→ **WHAT YOU WILL DO**: Write out the records word for word, from the very beginning through the line that contains "grid-cell[interactable]: 坙 (1066, 318, 1230, 515)", including that line.

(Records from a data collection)
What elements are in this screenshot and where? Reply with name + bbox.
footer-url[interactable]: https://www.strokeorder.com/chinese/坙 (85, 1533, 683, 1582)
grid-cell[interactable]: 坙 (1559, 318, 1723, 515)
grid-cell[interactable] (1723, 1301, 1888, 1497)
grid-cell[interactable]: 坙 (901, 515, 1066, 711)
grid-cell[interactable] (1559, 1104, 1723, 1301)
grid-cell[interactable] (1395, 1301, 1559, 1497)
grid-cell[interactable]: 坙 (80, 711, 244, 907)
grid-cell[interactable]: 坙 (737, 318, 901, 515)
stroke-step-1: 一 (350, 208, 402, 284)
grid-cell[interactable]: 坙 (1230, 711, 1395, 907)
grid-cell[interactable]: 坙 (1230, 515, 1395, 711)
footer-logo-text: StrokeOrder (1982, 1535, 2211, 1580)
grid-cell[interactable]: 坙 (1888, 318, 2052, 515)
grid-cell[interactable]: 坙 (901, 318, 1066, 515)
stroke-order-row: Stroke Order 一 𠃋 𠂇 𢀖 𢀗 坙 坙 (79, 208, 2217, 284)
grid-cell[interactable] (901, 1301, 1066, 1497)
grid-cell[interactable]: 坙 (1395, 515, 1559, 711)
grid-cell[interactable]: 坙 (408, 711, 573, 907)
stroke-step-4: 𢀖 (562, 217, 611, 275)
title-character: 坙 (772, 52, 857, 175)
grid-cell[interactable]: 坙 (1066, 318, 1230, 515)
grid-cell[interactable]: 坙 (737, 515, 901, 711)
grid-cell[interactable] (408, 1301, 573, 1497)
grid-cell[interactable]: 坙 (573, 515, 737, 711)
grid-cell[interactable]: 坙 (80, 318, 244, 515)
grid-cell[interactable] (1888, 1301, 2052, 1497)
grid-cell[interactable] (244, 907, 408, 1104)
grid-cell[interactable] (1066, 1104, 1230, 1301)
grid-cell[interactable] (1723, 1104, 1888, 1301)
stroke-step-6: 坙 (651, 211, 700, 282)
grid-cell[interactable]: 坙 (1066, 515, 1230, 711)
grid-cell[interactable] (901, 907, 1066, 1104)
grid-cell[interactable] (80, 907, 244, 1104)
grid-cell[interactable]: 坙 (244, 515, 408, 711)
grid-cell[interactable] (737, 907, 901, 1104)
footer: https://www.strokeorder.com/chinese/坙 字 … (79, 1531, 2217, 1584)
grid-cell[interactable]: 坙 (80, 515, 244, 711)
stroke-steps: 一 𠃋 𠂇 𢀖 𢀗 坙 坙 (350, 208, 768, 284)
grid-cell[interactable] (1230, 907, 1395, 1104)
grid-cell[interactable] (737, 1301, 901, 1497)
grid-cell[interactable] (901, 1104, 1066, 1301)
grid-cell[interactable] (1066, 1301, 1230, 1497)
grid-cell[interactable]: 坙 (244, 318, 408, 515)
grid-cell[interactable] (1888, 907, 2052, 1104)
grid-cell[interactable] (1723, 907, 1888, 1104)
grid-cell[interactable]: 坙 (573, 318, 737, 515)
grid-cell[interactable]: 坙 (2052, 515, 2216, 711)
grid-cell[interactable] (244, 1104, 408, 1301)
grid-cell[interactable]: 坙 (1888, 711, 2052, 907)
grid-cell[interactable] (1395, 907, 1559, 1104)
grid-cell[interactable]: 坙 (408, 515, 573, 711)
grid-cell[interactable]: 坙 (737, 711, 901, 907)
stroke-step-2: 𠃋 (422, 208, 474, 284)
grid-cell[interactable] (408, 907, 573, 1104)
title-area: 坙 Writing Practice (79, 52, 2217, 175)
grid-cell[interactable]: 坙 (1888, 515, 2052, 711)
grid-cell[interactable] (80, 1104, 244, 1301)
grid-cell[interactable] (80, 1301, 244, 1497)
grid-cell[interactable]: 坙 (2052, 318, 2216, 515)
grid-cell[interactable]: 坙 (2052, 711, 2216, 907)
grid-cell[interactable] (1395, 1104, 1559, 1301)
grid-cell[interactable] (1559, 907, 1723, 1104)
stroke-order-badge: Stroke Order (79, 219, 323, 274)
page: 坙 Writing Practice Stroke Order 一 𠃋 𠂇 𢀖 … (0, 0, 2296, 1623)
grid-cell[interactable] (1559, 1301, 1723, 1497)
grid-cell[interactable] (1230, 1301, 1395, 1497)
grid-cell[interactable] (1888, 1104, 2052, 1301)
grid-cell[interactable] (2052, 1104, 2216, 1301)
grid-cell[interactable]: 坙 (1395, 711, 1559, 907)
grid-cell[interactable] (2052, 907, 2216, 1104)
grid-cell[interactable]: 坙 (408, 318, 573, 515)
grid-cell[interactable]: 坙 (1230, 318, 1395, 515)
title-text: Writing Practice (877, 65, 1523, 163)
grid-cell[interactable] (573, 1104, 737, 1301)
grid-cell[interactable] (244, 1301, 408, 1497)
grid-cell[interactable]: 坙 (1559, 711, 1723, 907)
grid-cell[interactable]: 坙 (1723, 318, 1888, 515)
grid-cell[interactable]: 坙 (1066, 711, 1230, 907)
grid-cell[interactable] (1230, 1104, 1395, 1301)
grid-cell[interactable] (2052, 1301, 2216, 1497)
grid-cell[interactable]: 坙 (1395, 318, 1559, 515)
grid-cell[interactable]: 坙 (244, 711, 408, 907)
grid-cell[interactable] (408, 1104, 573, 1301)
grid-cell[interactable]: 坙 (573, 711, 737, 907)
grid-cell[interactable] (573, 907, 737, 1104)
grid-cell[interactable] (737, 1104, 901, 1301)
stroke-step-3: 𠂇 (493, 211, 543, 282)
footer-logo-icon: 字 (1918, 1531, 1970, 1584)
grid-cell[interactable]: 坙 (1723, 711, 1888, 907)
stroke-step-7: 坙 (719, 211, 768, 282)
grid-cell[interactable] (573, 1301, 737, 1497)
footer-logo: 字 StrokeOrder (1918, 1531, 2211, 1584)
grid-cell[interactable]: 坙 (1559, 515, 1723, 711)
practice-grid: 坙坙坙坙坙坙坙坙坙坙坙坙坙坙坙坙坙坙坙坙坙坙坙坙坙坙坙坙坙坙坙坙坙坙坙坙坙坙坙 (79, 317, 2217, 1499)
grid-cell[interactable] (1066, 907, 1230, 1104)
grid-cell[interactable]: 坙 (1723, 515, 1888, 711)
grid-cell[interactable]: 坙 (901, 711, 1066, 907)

→ **ANSWER BELOW**:
What elements are in this screenshot and where? Reply with name + bbox.
footer-url[interactable]: https://www.strokeorder.com/chinese/坙 (85, 1533, 683, 1582)
grid-cell[interactable]: 坙 (1559, 318, 1723, 515)
grid-cell[interactable] (1723, 1301, 1888, 1497)
grid-cell[interactable]: 坙 (901, 515, 1066, 711)
grid-cell[interactable] (1559, 1104, 1723, 1301)
grid-cell[interactable] (1395, 1301, 1559, 1497)
grid-cell[interactable]: 坙 (80, 711, 244, 907)
grid-cell[interactable]: 坙 (737, 318, 901, 515)
stroke-step-1: 一 (350, 208, 402, 284)
grid-cell[interactable]: 坙 (1230, 711, 1395, 907)
grid-cell[interactable]: 坙 (1230, 515, 1395, 711)
footer-logo-text: StrokeOrder (1982, 1535, 2211, 1580)
grid-cell[interactable]: 坙 (1888, 318, 2052, 515)
grid-cell[interactable]: 坙 (901, 318, 1066, 515)
stroke-order-row: Stroke Order 一 𠃋 𠂇 𢀖 𢀗 坙 坙 (79, 208, 2217, 284)
grid-cell[interactable] (901, 1301, 1066, 1497)
grid-cell[interactable]: 坙 (1395, 515, 1559, 711)
grid-cell[interactable]: 坙 (408, 711, 573, 907)
stroke-step-4: 𢀖 (562, 217, 611, 275)
title-character: 坙 (772, 52, 857, 175)
grid-cell[interactable]: 坙 (1066, 318, 1230, 515)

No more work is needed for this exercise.